» 引用文
水無月の夏祓いが過ぎれば年の半分が過ぎたことに気付かされる。線状降水帯が発生し、集中的な大雨や水害が報道される毎日。以前は馴染みのなかった線状降水帯という現象が天気図に表示されると、これは天の帯状疱疹ではないかと思えてくる。
そんな中でもこの夏初めての朝顔が一輪咲いた。2009年から上海・北京、その後の横浜のベランダで育てた朝顔のDNAが繋がったと思い込んでいる。定点観測のように明石海峡の画像をほぼ毎日送ってくれるW氏から、アサガオ(朝顔・蕣)の生薬由来の漢語表現という「牽牛花」を教わり、七夕への連想が蔓のように延びていった。
春の頃に、京都今出川の冷泉家時雨亭文庫の後継者が決まったという記事があり、七夕には乞巧奠の主宰者となる人かなと想像した。たまたま、改称したばかりのThink Asia Seminar(華人研)のHP、『燕山夜話』の7月号「中国古代的婦女節」に漫文を「ひとそえ」した。古代の織姫伝説を近代の女工哀史に繋ぐ牽強付会の漫文を綴りながら、手芸技術(巧)の上達を願う(乞)、乞巧奠の起源を再認識できた。古代中国の習わしを現代の京都に繋いでいる冷泉家という存在には畏れ入るばかりである。時雨亭文庫には歌の家の務めとして「古今和歌集」や「明月記」などが護られている。

» 実施課題
引用文において、朝顔を育てた土地として挙げられている都市名をすべて書き出してください。 この記録は、引用文とは別の出典から取られたものです。

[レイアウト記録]
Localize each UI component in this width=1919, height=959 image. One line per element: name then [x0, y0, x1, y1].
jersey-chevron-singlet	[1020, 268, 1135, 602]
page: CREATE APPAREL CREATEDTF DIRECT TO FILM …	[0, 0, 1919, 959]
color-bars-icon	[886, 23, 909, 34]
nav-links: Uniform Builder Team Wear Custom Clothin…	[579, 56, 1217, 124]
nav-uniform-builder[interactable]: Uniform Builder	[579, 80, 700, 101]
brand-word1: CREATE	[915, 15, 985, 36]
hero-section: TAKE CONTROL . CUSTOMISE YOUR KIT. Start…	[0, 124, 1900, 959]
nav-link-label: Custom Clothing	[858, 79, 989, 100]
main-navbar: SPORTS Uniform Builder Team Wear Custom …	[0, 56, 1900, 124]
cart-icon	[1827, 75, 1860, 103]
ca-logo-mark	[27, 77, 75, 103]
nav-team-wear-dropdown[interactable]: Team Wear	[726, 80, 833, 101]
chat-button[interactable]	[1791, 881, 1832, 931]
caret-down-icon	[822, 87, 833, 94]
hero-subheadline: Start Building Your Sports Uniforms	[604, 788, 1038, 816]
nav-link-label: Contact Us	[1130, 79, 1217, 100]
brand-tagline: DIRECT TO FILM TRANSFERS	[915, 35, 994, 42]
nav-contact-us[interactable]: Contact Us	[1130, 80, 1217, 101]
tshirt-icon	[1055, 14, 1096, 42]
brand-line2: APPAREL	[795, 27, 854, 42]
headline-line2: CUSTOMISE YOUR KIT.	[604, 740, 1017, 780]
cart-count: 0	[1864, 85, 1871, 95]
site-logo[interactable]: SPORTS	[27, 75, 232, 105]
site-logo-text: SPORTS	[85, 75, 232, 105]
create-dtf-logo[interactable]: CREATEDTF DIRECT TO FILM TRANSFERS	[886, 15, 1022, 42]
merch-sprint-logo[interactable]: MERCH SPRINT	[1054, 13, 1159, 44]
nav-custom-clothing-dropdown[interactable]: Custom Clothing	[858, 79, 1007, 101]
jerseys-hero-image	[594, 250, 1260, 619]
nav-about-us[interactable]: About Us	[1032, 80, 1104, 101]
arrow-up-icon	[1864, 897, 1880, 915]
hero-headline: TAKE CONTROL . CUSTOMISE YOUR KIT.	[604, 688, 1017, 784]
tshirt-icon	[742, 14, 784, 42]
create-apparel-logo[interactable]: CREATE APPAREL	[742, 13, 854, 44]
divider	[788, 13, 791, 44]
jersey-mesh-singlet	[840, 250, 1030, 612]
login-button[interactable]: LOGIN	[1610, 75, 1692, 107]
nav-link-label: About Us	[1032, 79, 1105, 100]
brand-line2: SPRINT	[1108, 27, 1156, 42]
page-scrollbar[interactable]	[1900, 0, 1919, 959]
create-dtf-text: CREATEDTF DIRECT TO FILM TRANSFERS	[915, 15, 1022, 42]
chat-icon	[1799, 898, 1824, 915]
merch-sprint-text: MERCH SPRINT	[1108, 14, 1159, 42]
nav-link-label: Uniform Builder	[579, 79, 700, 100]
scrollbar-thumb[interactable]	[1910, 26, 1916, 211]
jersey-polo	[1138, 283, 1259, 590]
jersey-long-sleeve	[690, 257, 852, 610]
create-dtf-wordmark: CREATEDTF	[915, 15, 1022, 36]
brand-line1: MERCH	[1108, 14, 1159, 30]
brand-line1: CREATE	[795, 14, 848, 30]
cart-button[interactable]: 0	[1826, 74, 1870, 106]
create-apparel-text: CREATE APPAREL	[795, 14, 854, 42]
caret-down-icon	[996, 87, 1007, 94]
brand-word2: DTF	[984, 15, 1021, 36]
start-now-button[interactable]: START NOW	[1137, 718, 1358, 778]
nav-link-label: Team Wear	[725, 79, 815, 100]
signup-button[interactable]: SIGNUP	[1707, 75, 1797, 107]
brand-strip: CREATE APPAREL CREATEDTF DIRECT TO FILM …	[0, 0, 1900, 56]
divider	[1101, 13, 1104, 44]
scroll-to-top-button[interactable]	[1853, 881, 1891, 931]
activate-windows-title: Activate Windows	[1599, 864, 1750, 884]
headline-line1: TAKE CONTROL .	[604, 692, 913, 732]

» 本課題の解答
上海、北京、横浜